OBJECTIVE - Write out each line of the listing as it stands, without the images.

GIVEN INFORMATION -

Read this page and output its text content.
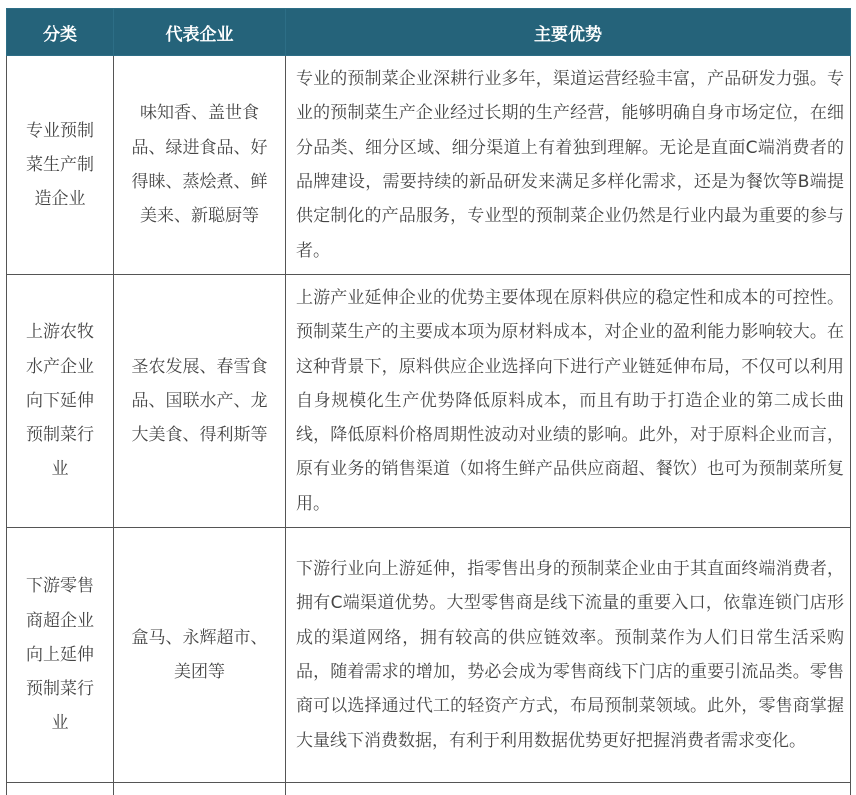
分类	代表企业	主要优势
专业预制菜生产制造企业	味知香、盖世食品、绿进食品、好得睐、蒸烩煮、鲜美来、新聪厨等	专业的预制菜企业深耕行业多年，渠道运营经验丰富，产品研发力强。专业的预制菜生产企业经过长期的生产经营，能够明确自身市场定位，在细分品类、细分区域、细分渠道上有着独到理解。无论是直面C端消费者的品牌建设，需要持续的新品研发来满足多样化需求，还是为餐饮等B端提供定制化的产品服务，专业型的预制菜企业仍然是行业内最为重要的参与者。
上游农牧水产企业向下延伸预制菜行业	圣农发展、春雪食品、国联水产、龙大美食、得利斯等	上游产业延伸企业的优势主要体现在原料供应的稳定性和成本的可控性。预制菜生产的主要成本项为原材料成本，对企业的盈利能力影响较大。在这种背景下，原料供应企业选择向下进行产业链延伸布局，不仅可以利用自身规模化生产优势降低原料成本，而且有助于打造企业的第二成长曲线，降低原料价格周期性波动对业绩的影响。此外，对于原料企业而言，原有业务的销售渠道（如将生鲜产品供应商超、餐饮）也可为预制菜所复用。
下游零售商超企业向上延伸预制菜行业	盒马、永辉超市、美团等	下游行业向上游延伸，指零售出身的预制菜企业由于其直面终端消费者，拥有C端渠道优势。大型零售商是线下流量的重要入口，依靠连锁门店形成的渠道网络，拥有较高的供应链效率。预制菜作为人们日常生活采购品，随着需求的增加，势必会成为零售商线下门店的重要引流品类。零售商可以选择通过代工的轻资产方式，布局预制菜领域。此外，零售商掌握大量线下消费数据，有利于利用数据优势更好把握消费者需求变化。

OUTPUT BELOW -
Read this page and output its text content.
分类	代表企业	主要优势
专业预制菜生产制造企业	味知香、盖世食品、绿进食品、好得睐、蒸烩煮、鲜美来、新聪厨等	专业的预制菜企业深耕行业多年，渠道运营经验丰富，产品研发力强。专业的预制菜生产企业经过长期的生产经营，能够明确自身市场定位，在细分品类、细分区域、细分渠道上有着独到理解。无论是直面C端消费者的品牌建设，需要持续的新品研发来满足多样化需求，还是为餐饮等B端提供定制化的产品服务，专业型的预制菜企业仍然是行业内最为重要的参与者。
上游农牧水产企业向下延伸预制菜行业	圣农发展、春雪食品、国联水产、龙大美食、得利斯等	上游产业延伸企业的优势主要体现在原料供应的稳定性和成本的可控性。预制菜生产的主要成本项为原材料成本，对企业的盈利能力影响较大。在这种背景下，原料供应企业选择向下进行产业链延伸布局，不仅可以利用自身规模化生产优势降低原料成本，而且有助于打造企业的第二成长曲线，降低原料价格周期性波动对业绩的影响。此外，对于原料企业而言，原有业务的销售渠道（如将生鲜产品供应商超、餐饮）也可为预制菜所复用。
下游零售商超企业向上延伸预制菜行业	盒马、永辉超市、美团等	下游行业向上游延伸，指零售出身的预制菜企业由于其直面终端消费者，拥有C端渠道优势。大型零售商是线下流量的重要入口，依靠连锁门店形成的渠道网络，拥有较高的供应链效率。预制菜作为人们日常生活采购品，随着需求的增加，势必会成为零售商线下门店的重要引流品类。零售商可以选择通过代工的轻资产方式，布局预制菜领域。此外，零售商掌握大量线下消费数据，有利于利用数据优势更好把握消费者需求变化。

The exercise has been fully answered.